Begin SOURCE DATA
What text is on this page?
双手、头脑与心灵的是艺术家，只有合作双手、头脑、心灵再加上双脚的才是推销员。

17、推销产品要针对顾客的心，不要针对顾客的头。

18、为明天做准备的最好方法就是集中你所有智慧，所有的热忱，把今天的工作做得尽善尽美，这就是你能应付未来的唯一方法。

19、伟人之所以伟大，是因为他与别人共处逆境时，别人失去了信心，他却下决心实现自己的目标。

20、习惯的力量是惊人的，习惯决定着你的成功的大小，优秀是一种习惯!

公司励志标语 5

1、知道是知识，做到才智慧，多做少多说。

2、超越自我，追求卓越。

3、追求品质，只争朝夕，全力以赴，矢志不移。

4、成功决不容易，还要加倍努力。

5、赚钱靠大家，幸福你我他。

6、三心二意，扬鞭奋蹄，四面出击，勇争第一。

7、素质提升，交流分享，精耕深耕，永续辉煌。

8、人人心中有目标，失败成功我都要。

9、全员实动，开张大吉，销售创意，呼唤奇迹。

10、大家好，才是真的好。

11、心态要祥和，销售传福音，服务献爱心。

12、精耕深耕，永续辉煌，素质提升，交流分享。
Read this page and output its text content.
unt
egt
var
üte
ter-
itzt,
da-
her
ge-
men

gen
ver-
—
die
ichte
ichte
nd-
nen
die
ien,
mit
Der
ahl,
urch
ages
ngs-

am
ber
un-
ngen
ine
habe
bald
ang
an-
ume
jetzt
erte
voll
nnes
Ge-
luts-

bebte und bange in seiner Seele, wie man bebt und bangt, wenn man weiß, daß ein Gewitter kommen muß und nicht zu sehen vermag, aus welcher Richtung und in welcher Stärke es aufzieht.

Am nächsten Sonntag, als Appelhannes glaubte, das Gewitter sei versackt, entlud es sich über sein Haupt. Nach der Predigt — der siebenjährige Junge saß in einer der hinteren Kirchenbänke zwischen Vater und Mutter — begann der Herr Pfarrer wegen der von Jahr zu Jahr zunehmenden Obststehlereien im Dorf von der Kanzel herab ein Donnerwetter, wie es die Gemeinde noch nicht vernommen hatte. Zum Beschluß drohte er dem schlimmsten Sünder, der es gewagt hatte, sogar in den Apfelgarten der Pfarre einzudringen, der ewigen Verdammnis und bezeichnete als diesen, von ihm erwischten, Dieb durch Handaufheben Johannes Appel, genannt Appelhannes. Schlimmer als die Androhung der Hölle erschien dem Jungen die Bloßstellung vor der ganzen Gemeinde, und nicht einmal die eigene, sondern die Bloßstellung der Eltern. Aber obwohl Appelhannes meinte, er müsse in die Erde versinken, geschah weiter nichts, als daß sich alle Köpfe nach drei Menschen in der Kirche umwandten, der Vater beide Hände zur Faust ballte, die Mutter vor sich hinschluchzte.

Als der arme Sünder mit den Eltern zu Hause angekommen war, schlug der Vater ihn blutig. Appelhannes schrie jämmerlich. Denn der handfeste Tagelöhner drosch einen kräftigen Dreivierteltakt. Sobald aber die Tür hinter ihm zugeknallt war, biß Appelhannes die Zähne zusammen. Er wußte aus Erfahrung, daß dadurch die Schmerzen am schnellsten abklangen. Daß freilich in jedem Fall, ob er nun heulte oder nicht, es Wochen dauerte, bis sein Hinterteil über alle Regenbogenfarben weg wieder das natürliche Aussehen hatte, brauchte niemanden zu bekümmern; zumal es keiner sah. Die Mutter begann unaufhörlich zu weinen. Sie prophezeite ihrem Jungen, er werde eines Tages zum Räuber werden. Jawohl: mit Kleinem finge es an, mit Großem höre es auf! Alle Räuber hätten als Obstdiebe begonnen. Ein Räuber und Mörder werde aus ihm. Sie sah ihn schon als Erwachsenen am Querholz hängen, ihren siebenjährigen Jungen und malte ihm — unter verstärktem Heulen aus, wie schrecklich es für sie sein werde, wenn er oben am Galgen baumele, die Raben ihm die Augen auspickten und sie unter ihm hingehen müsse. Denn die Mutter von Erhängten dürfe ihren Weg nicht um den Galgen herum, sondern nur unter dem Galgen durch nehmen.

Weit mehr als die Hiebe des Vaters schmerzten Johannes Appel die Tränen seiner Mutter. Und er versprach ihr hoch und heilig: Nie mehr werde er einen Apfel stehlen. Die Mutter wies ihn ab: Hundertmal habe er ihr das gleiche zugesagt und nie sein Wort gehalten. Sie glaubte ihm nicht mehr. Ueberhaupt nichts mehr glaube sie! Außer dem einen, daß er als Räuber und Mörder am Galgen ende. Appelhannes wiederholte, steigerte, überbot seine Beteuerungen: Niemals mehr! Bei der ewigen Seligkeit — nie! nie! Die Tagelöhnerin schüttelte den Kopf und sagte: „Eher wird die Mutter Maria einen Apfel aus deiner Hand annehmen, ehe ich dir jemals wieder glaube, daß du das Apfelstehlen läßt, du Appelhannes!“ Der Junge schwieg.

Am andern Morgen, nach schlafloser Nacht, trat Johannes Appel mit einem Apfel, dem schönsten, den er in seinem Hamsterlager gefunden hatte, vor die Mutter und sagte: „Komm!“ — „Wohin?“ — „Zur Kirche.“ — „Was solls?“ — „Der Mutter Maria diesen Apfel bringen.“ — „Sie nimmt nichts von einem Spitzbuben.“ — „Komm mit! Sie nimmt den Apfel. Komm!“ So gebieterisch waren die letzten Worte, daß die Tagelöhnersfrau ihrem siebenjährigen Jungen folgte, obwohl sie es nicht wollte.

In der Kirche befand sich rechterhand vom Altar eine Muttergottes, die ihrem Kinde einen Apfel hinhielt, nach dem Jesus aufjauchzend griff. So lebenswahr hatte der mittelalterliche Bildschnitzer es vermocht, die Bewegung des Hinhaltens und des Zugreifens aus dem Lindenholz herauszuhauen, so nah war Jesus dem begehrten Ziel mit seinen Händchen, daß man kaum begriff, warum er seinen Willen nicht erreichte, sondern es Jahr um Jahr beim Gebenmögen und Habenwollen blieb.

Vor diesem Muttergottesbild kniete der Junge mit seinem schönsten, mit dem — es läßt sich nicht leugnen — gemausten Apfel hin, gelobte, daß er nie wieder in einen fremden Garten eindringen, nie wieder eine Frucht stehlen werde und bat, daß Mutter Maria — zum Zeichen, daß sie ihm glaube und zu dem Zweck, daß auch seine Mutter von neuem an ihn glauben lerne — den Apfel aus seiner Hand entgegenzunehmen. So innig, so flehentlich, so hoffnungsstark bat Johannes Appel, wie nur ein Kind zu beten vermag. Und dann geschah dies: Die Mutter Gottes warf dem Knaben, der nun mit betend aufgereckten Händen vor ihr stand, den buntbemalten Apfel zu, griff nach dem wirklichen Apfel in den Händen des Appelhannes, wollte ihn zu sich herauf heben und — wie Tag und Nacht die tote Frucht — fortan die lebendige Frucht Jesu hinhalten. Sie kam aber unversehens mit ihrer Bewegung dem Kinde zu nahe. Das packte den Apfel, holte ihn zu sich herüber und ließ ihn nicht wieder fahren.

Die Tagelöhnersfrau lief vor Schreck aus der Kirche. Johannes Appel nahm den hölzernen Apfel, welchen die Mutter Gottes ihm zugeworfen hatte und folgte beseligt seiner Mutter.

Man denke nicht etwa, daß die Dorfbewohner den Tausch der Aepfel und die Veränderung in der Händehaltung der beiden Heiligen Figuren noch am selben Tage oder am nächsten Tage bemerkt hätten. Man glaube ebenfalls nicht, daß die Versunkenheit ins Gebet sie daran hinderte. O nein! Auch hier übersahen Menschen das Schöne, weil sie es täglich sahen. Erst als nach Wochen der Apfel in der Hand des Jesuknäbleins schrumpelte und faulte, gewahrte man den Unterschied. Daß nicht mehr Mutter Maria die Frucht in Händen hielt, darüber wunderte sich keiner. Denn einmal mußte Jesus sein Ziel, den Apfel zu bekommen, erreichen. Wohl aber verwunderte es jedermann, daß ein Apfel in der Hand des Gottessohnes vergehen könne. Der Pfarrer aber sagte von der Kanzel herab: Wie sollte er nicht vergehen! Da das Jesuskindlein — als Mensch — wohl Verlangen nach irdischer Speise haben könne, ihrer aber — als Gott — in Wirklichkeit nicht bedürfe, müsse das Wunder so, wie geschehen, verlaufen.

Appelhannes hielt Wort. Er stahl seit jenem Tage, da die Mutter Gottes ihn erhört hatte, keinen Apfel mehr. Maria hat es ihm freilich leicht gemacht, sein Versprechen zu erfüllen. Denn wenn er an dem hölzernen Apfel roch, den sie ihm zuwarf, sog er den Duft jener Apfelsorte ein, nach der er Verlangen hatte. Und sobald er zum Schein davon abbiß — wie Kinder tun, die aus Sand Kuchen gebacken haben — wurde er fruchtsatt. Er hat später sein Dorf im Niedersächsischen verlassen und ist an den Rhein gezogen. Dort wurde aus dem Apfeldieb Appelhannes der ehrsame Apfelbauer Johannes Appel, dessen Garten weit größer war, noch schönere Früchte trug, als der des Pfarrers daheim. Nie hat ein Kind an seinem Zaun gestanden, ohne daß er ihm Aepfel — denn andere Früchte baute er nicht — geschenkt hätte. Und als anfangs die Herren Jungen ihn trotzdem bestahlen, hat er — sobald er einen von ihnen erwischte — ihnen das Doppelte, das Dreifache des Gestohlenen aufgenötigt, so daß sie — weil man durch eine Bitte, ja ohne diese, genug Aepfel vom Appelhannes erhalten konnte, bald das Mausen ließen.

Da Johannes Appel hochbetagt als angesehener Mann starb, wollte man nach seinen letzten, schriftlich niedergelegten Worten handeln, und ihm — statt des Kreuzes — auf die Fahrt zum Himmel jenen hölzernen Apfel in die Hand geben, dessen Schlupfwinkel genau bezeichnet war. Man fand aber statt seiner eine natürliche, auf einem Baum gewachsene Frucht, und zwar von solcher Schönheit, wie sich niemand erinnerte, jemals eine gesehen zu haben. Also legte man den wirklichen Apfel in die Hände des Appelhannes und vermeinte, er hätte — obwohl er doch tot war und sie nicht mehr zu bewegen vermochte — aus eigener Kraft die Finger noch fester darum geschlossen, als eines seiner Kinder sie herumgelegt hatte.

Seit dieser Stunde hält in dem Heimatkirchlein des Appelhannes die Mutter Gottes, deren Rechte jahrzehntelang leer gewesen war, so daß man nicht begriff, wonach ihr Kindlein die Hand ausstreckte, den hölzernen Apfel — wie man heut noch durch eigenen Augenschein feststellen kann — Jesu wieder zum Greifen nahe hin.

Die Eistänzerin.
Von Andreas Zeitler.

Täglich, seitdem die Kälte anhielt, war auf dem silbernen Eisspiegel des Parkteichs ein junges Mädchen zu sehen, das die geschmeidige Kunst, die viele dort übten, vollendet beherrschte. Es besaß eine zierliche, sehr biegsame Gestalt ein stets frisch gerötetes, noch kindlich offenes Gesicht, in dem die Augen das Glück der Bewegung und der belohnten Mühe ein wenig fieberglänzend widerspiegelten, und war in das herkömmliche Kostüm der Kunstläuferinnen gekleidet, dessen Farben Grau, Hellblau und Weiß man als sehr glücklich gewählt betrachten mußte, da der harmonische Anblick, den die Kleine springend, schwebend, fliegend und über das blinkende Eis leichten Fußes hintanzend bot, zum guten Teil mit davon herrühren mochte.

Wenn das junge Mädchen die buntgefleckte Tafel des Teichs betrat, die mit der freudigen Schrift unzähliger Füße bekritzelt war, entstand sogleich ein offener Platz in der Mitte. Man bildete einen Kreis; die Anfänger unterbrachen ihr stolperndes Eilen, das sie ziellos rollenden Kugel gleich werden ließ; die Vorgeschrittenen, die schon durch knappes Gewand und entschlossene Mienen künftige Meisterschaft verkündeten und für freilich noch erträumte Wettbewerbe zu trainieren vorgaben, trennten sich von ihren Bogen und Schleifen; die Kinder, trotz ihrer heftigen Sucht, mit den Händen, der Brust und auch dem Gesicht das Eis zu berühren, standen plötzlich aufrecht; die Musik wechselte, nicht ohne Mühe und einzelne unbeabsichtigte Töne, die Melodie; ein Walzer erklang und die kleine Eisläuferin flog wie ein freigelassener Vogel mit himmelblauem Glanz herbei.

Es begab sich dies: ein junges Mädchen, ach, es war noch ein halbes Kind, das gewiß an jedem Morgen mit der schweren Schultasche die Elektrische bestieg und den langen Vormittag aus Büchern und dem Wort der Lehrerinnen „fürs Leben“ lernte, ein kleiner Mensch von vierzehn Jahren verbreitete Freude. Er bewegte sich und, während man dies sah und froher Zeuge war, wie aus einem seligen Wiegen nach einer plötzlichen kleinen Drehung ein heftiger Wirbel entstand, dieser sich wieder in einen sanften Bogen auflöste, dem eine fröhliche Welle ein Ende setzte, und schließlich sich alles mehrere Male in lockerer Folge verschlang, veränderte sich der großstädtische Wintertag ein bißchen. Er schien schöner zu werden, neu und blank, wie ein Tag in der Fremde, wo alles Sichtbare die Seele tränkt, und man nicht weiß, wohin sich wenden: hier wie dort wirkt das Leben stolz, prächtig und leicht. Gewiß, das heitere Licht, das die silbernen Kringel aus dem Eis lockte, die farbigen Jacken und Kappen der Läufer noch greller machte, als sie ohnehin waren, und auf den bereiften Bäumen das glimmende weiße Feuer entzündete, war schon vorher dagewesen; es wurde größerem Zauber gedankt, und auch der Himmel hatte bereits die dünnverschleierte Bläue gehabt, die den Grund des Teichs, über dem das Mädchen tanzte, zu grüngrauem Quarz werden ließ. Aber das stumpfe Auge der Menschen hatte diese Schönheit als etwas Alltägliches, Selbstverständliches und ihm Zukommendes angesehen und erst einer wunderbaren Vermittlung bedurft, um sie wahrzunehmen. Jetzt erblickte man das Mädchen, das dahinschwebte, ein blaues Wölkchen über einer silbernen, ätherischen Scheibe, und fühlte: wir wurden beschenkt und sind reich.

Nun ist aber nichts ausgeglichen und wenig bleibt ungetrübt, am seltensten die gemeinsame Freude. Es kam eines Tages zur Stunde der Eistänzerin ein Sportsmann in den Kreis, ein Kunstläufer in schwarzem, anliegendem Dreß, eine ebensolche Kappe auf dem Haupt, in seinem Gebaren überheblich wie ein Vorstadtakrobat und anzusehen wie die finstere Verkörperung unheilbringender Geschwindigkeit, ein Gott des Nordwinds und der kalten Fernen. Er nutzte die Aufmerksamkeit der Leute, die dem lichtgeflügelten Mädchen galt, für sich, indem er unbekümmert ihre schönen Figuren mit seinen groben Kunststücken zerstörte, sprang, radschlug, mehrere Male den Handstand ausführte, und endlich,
End SOURCE DATA
Select and copy each line from the data that includes the word "素质提升".

7、素质提升，交流分享，精耕深耕，永续辉煌。
12、精耕深耕，永续辉煌，素质提升，交流分享。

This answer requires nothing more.